→ **TASK OBJECTIVE**:
In the data below, find every line with the string "highlight" and pull it out.

Stored records
===============

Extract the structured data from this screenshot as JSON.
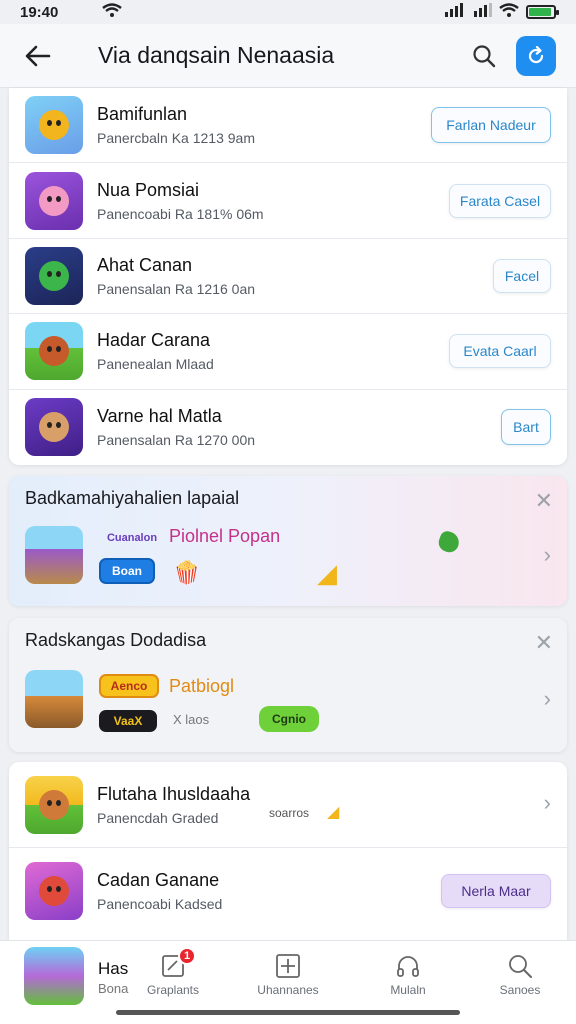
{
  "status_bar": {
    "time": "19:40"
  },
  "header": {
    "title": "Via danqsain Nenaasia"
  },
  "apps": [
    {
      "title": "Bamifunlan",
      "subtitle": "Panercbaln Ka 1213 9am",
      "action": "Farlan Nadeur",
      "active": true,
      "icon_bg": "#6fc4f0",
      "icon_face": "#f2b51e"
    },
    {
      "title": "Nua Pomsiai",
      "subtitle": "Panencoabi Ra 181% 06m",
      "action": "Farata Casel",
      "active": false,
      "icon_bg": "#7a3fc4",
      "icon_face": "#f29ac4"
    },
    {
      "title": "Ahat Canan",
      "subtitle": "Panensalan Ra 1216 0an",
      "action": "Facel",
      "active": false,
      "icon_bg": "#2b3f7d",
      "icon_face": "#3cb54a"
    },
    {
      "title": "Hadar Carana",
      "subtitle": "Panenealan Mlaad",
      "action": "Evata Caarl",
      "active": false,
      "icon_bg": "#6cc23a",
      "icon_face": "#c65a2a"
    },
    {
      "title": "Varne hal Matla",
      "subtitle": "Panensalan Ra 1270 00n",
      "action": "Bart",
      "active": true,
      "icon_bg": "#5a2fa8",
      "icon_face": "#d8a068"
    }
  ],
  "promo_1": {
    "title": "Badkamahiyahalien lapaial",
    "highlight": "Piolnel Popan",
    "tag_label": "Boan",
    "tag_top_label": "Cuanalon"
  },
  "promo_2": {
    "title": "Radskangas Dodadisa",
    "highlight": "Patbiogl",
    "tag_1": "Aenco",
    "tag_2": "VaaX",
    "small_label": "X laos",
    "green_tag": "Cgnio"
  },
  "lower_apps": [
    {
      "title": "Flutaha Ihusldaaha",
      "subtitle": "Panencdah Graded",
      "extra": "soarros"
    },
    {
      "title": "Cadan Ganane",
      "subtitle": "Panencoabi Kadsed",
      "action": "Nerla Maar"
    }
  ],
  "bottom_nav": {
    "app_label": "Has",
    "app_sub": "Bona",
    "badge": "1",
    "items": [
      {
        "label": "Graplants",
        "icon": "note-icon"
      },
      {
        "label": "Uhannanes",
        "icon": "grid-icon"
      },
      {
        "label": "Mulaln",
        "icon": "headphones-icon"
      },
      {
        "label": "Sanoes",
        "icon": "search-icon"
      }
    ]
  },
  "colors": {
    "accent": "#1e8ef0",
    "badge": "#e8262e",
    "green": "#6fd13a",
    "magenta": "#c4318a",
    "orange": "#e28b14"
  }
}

===============

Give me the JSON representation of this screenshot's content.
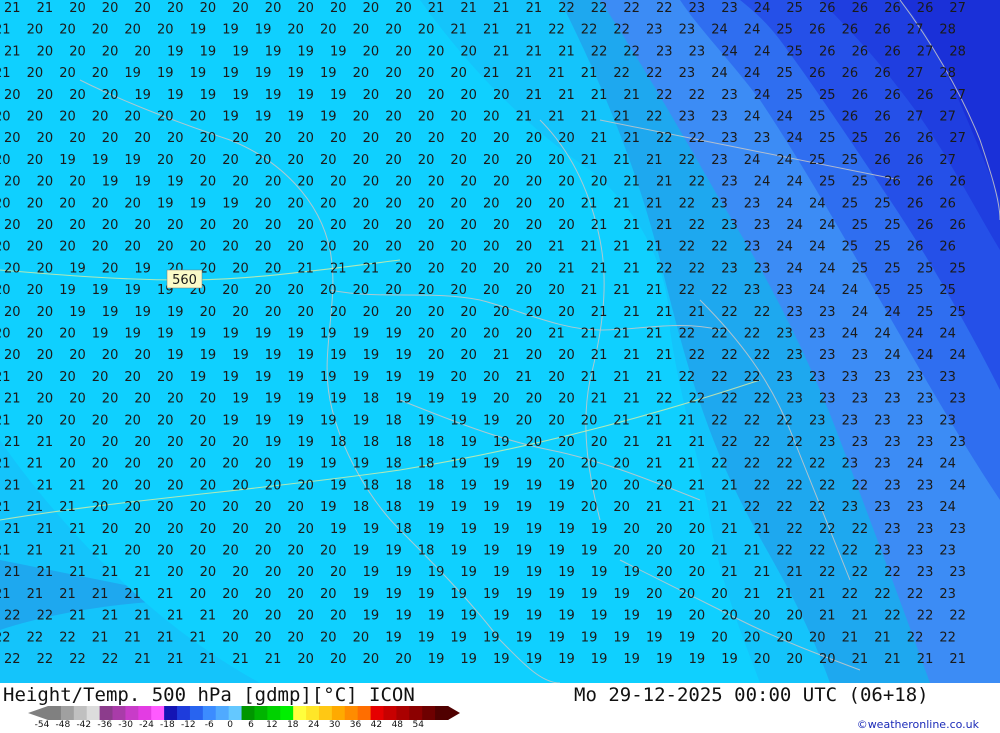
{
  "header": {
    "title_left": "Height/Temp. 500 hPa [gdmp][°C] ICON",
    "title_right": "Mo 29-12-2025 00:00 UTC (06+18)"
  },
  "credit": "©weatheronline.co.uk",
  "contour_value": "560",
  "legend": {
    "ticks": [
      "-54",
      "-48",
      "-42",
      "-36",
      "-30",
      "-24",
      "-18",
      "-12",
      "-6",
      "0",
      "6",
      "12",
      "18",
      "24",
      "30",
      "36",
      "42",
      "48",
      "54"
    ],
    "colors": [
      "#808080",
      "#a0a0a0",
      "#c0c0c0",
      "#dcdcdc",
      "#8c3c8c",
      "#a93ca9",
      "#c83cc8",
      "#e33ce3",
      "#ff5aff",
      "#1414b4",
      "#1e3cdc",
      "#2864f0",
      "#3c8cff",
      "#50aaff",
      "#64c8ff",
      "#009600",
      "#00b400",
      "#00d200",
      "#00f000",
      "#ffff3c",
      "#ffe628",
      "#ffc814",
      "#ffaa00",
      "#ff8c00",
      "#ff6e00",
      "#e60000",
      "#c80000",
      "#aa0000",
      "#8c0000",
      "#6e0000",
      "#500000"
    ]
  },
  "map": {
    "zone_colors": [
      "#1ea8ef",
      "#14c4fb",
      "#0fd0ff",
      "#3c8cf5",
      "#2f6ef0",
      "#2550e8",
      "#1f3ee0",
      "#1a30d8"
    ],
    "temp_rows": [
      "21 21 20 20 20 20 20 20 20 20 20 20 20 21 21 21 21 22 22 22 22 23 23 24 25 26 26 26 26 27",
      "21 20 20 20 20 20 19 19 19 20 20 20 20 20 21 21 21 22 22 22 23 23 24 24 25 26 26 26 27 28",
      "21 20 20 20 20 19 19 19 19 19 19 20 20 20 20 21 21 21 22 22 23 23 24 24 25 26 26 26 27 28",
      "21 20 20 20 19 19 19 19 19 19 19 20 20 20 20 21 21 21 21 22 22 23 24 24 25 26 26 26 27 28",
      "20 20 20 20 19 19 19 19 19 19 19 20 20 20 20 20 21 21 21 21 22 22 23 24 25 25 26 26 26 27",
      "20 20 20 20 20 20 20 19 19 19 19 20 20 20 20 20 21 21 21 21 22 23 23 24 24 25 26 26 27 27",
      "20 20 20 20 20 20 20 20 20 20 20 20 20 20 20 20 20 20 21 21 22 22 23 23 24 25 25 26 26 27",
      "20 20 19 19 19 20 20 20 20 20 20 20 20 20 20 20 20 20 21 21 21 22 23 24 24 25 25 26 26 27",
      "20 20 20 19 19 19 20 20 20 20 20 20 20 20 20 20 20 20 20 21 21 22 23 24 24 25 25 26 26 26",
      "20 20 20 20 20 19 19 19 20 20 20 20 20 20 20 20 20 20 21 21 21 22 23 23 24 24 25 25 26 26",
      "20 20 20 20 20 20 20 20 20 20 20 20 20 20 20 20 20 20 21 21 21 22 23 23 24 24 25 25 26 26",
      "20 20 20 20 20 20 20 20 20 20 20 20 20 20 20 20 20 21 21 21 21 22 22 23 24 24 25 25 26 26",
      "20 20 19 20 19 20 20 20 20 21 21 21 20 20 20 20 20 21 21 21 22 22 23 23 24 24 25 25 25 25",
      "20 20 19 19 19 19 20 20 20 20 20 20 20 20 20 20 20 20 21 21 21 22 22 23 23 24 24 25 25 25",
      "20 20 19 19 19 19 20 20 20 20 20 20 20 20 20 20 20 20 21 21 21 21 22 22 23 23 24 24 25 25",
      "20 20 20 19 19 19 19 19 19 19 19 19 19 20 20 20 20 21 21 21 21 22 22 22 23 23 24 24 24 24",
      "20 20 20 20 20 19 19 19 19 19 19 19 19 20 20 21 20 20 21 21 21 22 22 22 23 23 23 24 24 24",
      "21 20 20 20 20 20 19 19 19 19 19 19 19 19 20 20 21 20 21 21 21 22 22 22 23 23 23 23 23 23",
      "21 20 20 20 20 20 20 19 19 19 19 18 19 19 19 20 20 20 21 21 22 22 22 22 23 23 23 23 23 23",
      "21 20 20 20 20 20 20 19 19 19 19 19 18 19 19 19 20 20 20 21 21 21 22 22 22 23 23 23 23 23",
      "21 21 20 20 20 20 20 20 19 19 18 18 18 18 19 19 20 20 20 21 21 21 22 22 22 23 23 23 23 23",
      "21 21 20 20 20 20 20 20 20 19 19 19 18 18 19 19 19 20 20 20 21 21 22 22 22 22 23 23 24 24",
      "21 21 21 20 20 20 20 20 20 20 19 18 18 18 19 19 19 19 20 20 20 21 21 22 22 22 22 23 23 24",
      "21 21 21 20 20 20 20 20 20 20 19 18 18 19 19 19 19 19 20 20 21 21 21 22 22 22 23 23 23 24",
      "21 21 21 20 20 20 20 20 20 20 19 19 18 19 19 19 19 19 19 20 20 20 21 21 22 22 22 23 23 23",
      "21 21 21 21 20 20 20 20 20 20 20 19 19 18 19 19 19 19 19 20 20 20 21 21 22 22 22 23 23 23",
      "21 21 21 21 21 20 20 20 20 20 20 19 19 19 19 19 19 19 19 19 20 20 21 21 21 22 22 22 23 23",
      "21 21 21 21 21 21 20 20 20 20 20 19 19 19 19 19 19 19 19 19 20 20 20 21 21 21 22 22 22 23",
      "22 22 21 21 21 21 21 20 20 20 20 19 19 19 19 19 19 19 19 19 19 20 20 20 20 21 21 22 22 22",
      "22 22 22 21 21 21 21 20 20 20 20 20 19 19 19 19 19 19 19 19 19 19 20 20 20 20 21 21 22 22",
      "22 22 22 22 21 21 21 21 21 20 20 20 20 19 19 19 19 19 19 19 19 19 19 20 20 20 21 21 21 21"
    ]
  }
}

===============

→ **OUTPUT**:
    "highlight": "Piolnel Popan",
    "highlight": "Patbiogl",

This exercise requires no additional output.